● Records supplied:
------------------------------------------------

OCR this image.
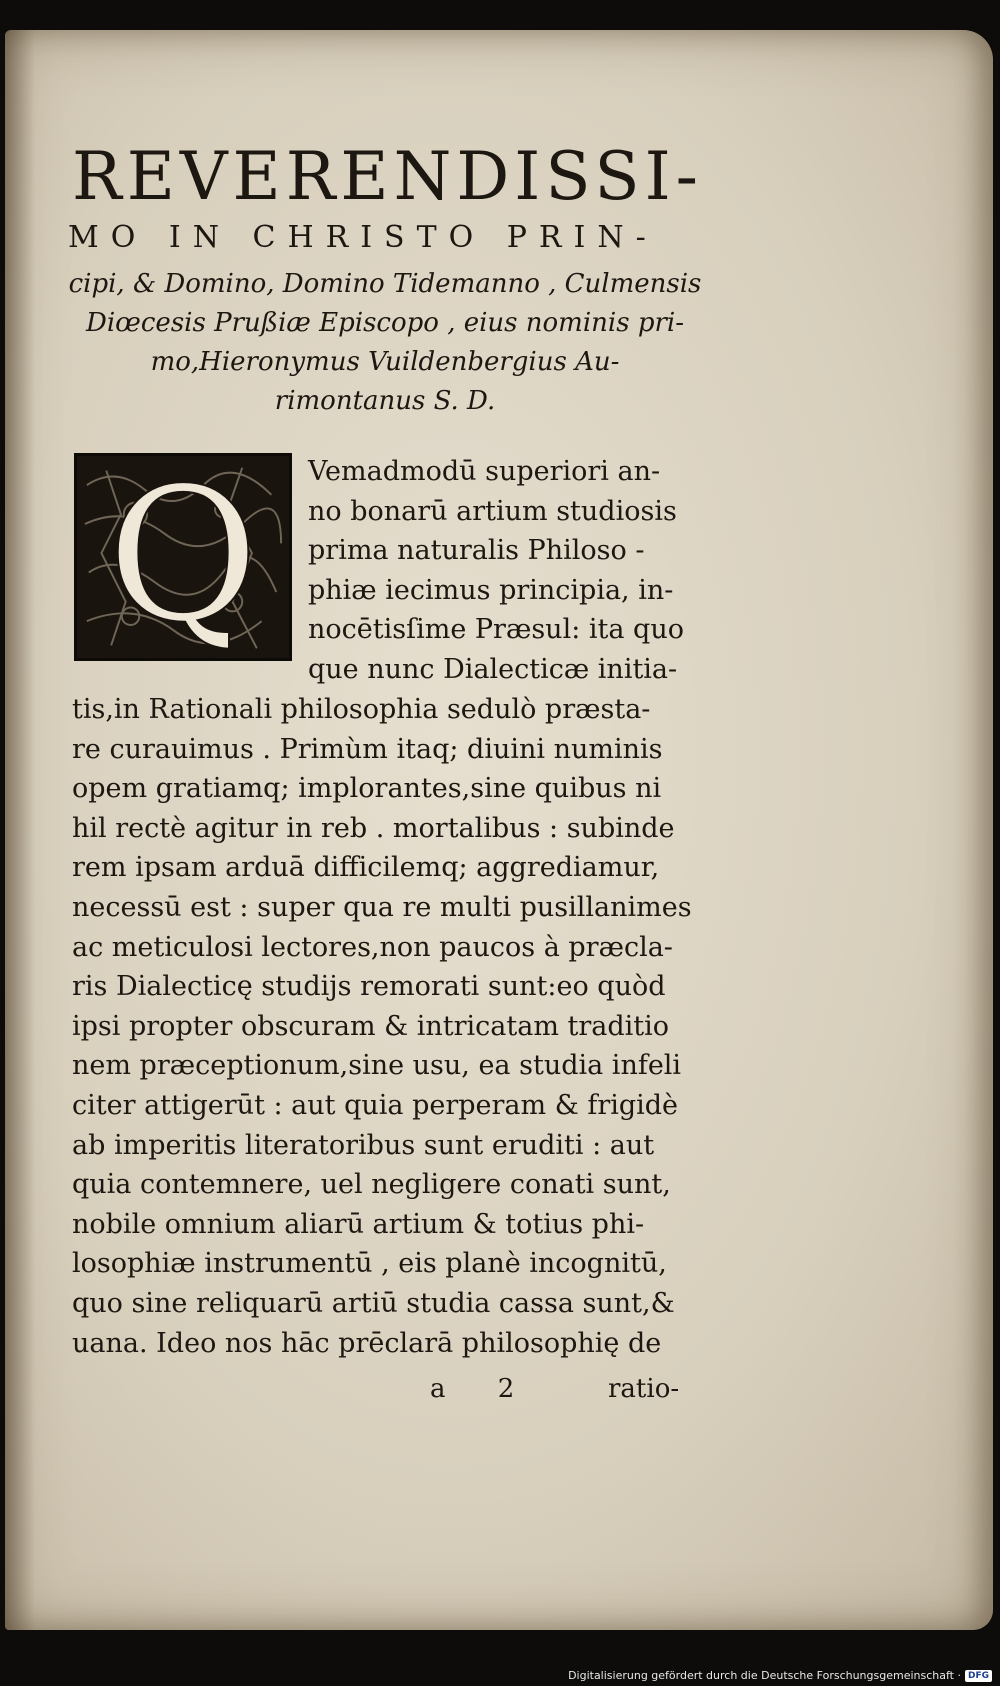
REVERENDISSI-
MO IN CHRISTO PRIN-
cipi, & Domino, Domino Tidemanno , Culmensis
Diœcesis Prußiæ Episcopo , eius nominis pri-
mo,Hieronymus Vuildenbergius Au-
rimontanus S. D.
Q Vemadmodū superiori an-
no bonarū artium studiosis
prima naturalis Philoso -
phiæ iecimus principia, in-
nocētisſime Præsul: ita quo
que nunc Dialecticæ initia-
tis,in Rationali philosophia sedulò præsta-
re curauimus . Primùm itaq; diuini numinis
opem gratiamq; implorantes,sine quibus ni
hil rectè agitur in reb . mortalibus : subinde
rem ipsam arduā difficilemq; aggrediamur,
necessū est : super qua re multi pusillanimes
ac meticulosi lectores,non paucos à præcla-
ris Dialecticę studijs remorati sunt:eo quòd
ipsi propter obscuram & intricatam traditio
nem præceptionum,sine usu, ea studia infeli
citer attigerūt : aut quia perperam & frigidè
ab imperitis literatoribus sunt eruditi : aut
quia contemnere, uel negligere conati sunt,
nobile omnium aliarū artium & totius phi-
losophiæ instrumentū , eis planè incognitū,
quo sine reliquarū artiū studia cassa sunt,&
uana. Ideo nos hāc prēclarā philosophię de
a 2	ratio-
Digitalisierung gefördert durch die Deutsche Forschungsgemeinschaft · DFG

------------------------------------------------

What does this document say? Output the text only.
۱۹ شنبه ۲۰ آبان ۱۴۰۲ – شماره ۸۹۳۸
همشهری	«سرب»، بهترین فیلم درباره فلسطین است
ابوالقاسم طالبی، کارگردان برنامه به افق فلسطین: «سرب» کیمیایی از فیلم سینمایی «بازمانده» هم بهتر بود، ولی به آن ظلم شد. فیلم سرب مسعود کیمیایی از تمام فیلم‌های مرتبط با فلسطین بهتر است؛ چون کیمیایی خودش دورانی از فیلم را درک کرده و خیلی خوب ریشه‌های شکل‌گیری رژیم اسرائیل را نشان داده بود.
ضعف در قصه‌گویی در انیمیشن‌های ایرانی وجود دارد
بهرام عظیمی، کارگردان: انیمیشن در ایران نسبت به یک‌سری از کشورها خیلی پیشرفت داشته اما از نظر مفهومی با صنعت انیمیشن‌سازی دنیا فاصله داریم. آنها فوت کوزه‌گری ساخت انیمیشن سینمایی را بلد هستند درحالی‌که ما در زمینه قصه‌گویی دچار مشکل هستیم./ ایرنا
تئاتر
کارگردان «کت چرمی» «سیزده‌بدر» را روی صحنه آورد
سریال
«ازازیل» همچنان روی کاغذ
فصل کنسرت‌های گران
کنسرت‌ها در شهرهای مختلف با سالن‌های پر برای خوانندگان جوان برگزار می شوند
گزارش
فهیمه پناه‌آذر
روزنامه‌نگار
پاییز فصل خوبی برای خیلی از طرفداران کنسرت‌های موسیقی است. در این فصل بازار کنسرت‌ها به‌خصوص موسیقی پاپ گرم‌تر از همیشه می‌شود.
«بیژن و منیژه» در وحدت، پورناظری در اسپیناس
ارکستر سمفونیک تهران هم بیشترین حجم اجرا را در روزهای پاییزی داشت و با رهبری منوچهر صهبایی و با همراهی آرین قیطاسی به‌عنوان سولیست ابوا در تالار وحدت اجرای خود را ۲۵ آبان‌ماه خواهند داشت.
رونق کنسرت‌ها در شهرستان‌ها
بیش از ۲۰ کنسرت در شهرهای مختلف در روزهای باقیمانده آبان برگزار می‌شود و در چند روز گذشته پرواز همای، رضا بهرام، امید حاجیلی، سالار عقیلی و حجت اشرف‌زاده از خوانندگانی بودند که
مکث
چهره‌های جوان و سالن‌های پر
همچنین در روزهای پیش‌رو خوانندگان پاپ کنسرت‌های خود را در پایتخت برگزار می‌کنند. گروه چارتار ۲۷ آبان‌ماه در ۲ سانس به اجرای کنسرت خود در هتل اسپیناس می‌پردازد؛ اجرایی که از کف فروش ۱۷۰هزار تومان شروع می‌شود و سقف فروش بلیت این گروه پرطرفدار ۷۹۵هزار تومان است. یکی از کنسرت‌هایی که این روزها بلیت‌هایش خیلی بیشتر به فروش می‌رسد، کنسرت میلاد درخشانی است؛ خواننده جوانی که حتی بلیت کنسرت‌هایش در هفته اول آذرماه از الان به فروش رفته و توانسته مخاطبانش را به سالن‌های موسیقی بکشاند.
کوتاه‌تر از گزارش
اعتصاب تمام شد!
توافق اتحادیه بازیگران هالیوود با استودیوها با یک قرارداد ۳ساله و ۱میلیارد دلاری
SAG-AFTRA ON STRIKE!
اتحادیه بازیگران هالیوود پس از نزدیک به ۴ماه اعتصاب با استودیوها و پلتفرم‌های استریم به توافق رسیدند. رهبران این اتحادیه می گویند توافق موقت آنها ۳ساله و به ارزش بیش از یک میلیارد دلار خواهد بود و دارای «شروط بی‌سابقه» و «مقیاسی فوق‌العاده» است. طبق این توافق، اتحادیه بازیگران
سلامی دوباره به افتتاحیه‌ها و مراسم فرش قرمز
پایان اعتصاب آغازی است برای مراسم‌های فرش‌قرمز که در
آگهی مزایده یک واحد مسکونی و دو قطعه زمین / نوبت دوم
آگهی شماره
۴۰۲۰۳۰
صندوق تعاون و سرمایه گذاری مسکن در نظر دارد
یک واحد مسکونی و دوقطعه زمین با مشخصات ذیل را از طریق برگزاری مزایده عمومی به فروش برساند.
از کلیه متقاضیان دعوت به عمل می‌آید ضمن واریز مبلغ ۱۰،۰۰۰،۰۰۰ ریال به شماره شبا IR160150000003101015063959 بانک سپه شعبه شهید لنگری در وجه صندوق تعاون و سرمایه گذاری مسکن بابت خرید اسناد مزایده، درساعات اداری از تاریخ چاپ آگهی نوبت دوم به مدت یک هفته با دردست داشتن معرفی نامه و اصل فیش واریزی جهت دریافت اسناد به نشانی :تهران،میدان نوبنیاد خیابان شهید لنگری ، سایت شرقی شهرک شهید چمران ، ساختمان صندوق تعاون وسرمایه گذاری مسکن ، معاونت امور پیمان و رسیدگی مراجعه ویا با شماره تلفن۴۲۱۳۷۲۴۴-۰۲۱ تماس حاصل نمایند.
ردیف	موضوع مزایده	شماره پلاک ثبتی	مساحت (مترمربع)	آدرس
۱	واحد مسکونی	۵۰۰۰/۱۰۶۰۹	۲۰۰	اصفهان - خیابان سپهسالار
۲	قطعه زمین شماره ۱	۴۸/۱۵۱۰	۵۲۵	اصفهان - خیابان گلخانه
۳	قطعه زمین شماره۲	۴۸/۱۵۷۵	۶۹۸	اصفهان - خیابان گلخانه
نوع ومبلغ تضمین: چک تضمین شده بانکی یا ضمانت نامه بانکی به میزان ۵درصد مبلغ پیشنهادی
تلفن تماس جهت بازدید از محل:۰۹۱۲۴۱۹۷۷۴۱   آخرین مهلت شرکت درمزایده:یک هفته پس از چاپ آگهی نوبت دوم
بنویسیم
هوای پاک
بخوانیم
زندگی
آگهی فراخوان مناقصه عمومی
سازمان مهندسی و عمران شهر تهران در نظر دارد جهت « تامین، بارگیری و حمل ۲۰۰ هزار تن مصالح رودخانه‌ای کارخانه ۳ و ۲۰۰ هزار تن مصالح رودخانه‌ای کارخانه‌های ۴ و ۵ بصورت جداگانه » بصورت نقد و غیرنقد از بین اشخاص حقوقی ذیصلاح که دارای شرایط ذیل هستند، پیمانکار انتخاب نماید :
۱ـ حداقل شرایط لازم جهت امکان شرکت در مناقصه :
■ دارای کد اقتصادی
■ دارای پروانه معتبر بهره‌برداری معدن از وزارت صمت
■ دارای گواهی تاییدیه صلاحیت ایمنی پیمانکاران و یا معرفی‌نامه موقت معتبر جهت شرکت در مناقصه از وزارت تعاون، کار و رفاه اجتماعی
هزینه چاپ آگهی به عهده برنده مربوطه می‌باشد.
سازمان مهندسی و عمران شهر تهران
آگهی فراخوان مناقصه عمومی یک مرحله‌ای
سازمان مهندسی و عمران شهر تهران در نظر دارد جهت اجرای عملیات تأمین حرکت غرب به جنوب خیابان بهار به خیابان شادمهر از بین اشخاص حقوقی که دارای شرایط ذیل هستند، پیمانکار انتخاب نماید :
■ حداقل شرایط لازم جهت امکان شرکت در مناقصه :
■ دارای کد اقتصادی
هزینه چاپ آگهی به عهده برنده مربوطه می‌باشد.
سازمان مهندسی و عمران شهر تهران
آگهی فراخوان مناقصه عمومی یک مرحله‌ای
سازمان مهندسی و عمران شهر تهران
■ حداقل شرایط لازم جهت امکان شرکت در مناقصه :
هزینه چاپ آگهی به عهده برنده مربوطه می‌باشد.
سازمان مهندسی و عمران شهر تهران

------------------------------------------------

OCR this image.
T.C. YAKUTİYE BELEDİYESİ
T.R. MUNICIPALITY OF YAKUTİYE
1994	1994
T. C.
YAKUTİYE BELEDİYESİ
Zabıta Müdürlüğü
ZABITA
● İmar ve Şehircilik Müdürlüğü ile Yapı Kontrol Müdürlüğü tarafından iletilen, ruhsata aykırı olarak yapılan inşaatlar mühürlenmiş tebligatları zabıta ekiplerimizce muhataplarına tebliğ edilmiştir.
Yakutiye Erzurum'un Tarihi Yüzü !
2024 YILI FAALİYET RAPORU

------------------------------------------------

In the entries above, identify every line with the string "بهرام".

● Completed task:
بهرام عظیمی، کارگردان: انیمیشن در ایران نسبت به یک‌سری از کشورها خیلی پیشرفت داشته اما از نظر مفهومی با صنعت انیمیشن‌سازی دنیا فاصله داریم. آنها فوت کوزه‌گری ساخت انیمیشن سینمایی را بلد هستند درحالی‌که ما در زمینه قصه‌گویی دچار مشکل هستیم./ ایرنا
بیش از ۲۰ کنسرت در شهرهای مختلف در روزهای باقیمانده آبان برگزار می‌شود و در چند روز گذشته پرواز همای، رضا بهرام، امید حاجیلی، سالار عقیلی و حجت اشرف‌زاده از خوانندگانی بودند که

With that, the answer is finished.